(Dataset entries)
>> begin
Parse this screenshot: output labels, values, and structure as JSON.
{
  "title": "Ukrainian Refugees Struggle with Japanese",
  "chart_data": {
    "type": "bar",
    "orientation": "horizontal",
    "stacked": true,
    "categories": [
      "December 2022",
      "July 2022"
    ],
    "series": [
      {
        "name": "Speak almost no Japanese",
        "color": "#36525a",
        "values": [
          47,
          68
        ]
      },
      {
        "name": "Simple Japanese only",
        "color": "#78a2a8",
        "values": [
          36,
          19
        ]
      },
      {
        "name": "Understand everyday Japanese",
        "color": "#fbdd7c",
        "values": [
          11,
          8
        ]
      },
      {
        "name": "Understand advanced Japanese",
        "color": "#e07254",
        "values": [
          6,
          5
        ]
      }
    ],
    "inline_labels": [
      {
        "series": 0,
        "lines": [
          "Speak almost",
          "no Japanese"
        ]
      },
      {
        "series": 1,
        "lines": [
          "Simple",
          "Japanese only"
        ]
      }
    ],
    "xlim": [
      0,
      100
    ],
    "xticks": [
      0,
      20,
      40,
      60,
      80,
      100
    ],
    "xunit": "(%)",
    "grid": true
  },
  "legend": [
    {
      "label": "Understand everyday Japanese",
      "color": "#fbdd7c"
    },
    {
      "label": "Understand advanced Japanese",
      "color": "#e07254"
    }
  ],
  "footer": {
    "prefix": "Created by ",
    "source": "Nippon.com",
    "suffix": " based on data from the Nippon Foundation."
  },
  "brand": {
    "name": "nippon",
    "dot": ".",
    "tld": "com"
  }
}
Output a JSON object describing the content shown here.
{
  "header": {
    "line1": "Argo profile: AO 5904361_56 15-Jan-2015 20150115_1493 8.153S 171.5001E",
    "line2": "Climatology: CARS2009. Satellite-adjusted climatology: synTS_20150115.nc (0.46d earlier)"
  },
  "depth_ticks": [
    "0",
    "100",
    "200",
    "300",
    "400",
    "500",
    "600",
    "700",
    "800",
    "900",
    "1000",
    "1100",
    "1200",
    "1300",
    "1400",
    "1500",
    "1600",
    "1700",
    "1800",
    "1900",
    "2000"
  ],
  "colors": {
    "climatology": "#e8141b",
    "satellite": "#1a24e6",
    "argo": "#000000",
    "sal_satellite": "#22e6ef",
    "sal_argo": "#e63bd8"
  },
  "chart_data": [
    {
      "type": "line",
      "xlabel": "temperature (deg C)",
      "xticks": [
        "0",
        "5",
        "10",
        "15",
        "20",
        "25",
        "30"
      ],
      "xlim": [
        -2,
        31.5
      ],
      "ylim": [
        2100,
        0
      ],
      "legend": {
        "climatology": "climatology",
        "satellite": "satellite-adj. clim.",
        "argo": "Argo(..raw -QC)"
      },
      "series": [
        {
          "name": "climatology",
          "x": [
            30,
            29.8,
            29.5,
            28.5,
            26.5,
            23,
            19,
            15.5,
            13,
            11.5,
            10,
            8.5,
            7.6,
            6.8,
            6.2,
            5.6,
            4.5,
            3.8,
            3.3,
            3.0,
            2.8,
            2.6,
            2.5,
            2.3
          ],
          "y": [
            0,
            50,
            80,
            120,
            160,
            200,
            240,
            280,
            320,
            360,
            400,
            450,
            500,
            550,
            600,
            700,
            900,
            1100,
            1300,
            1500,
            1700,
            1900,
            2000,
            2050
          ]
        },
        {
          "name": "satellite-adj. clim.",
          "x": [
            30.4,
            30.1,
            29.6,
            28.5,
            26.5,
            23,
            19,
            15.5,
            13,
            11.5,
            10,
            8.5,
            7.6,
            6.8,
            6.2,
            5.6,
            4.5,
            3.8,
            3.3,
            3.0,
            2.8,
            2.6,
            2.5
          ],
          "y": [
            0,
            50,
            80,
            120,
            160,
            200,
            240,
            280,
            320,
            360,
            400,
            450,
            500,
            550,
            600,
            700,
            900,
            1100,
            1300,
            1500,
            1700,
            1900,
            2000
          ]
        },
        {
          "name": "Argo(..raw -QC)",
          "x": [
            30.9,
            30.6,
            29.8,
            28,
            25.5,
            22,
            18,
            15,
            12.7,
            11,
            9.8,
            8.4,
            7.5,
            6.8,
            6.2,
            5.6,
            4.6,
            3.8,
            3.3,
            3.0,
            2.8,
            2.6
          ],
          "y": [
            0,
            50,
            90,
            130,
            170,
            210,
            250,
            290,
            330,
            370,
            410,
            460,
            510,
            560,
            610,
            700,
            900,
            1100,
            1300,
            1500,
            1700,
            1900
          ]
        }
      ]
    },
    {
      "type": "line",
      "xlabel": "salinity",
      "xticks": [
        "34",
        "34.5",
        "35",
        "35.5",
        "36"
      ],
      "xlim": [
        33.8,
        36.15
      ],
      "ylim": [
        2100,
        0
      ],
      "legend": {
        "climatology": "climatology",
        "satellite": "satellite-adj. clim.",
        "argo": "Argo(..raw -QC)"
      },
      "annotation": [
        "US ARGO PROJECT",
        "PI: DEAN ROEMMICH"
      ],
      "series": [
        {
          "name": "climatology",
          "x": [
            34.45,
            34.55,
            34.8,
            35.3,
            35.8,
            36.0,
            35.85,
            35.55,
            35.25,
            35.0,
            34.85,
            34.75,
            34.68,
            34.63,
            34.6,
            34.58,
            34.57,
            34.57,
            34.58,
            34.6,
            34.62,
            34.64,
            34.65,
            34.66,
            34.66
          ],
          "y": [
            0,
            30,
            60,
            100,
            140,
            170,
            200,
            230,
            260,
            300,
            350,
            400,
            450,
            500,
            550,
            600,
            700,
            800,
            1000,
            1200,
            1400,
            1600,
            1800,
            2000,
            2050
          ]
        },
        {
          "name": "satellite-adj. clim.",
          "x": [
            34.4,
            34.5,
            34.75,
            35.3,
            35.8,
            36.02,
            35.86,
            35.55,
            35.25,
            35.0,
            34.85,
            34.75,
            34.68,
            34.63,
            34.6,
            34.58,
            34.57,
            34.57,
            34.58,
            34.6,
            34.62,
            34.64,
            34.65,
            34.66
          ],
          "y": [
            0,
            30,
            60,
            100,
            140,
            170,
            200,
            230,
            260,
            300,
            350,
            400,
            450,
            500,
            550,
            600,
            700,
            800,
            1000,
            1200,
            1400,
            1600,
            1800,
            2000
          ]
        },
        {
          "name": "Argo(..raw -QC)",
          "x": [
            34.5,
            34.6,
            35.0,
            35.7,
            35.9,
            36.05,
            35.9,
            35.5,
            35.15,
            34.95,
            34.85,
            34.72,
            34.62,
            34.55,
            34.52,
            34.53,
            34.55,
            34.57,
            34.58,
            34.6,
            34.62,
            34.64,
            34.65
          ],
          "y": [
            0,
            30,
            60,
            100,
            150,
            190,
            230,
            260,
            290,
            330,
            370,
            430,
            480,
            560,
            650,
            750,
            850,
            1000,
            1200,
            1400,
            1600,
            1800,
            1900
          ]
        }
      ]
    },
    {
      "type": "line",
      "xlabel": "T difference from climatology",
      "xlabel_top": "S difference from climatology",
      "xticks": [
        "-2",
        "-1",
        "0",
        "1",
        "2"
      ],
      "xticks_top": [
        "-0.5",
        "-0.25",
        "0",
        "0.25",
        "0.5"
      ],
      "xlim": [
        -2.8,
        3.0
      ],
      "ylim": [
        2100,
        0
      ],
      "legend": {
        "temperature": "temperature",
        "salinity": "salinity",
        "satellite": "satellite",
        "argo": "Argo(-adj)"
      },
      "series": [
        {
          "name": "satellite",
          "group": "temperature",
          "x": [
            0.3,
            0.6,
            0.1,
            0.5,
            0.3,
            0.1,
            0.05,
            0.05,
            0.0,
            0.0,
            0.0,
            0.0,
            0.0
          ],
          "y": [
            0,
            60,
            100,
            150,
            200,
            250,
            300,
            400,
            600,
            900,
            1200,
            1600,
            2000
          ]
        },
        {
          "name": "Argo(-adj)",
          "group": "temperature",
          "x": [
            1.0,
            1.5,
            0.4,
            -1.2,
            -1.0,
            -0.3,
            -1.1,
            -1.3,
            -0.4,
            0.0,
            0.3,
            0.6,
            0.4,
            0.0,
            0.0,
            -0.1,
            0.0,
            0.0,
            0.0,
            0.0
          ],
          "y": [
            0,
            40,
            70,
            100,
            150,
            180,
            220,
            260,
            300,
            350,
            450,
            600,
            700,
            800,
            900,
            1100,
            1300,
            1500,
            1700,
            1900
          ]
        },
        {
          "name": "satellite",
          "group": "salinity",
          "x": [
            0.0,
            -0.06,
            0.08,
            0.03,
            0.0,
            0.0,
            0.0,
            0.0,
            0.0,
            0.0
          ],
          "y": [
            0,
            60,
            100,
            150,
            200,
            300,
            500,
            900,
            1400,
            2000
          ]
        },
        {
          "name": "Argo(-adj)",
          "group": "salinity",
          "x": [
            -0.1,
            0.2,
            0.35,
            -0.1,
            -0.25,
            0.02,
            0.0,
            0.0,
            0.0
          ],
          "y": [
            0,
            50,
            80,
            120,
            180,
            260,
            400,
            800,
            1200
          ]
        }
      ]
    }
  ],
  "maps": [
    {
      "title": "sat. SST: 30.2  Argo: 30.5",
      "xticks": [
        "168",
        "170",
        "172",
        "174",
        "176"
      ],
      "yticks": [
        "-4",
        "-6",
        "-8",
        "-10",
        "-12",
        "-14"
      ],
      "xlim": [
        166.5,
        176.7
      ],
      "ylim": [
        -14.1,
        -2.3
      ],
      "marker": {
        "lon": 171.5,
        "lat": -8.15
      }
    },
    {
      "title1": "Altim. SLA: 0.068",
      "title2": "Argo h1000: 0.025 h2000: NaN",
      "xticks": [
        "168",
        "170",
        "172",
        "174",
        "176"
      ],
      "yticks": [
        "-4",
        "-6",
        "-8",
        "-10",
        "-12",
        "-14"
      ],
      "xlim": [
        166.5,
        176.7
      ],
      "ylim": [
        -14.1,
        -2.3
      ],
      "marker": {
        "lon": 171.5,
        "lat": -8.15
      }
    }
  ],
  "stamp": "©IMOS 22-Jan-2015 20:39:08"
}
>> end
Using the listing above, list every line in which the string "from" occurs.

▶ _Result of this exercise_:
    "suffix": " based on data from the Nippon Foundation."
      "xlabel": "T difference from climatology",
      "xlabel_top": "S difference from climatology",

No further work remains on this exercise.